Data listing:
_ _ _ _ _ _ _
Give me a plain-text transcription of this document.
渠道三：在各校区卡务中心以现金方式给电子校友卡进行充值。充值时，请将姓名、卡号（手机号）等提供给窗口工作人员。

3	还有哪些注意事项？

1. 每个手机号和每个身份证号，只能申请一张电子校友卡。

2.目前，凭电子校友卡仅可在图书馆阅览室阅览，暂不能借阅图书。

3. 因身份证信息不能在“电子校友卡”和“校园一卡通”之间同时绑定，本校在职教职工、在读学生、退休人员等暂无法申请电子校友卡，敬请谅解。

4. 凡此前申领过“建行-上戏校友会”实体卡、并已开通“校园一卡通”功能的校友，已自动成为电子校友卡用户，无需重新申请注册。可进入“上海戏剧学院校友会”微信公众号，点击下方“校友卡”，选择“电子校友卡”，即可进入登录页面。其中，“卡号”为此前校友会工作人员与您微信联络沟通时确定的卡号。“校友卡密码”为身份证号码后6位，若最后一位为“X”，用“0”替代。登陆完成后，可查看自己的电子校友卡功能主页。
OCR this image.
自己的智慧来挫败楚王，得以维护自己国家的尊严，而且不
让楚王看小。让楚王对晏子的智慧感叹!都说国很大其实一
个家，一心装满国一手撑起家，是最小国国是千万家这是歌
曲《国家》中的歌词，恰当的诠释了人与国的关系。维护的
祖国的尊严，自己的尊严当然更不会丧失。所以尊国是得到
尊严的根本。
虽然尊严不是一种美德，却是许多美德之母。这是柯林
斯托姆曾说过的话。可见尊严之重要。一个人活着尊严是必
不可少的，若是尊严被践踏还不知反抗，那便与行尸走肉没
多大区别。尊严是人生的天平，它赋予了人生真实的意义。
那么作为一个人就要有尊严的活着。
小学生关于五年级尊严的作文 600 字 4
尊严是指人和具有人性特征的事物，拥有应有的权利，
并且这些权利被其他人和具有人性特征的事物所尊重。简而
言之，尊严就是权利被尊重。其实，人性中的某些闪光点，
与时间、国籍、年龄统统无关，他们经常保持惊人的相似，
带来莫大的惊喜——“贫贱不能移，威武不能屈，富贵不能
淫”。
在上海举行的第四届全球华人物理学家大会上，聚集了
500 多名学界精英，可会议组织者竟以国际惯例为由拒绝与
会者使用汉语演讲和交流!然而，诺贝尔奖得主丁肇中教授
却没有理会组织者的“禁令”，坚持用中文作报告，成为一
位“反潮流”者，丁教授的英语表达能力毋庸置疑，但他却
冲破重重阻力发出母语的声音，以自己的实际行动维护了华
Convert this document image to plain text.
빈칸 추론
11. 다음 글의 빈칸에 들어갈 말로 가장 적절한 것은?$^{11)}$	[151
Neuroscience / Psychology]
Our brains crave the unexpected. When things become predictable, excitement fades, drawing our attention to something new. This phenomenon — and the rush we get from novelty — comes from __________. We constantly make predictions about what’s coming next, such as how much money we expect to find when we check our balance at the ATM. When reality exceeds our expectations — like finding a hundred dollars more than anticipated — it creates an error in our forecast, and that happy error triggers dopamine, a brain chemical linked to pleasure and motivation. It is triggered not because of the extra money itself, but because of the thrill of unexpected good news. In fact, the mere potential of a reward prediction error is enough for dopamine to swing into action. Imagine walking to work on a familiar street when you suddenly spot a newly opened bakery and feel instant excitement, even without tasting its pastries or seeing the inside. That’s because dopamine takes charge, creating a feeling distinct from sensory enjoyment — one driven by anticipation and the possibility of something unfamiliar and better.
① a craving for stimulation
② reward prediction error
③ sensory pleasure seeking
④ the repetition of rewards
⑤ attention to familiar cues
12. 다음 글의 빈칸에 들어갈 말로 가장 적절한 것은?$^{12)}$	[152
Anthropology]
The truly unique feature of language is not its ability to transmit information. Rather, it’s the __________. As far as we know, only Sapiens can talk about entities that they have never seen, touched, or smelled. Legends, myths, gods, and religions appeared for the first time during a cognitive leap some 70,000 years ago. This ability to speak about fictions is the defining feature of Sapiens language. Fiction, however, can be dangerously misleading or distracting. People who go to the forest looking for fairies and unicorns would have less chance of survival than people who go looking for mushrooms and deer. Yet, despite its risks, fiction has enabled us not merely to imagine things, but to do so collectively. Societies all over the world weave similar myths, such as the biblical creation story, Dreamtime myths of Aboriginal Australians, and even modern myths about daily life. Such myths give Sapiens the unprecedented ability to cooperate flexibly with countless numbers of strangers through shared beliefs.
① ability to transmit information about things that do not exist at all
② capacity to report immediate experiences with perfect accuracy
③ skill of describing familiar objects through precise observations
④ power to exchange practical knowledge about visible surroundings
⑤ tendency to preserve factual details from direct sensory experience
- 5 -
_ _ _ _ _ _ _
What you will do: Pull every line containing the word "from" out of the material and copy it.

Output below:
Our brains crave the unexpected. When things become predictable, excitement fades, drawing our attention to something new. This phenomenon — and the rush we get from novelty — comes from __________. We constantly make predictions about what’s coming next, such as how much money we expect to find when we check our balance at the ATM. When reality exceeds our expectations — like finding a hundred dollars more than anticipated — it creates an error in our forecast, and that happy error triggers dopamine, a brain chemical linked to pleasure and motivation. It is triggered not because of the extra money itself, but because of the thrill of unexpected good news. In fact, the mere potential of a reward prediction error is enough for dopamine to swing into action. Imagine walking to work on a familiar street when you suddenly spot a newly opened bakery and feel instant excitement, even without tasting its pastries or seeing the inside. That’s because dopamine takes charge, creating a feeling distinct from sensory enjoyment — one driven by anticipation and the possibility of something unfamiliar and better.
⑤ tendency to preserve factual details from direct sensory experience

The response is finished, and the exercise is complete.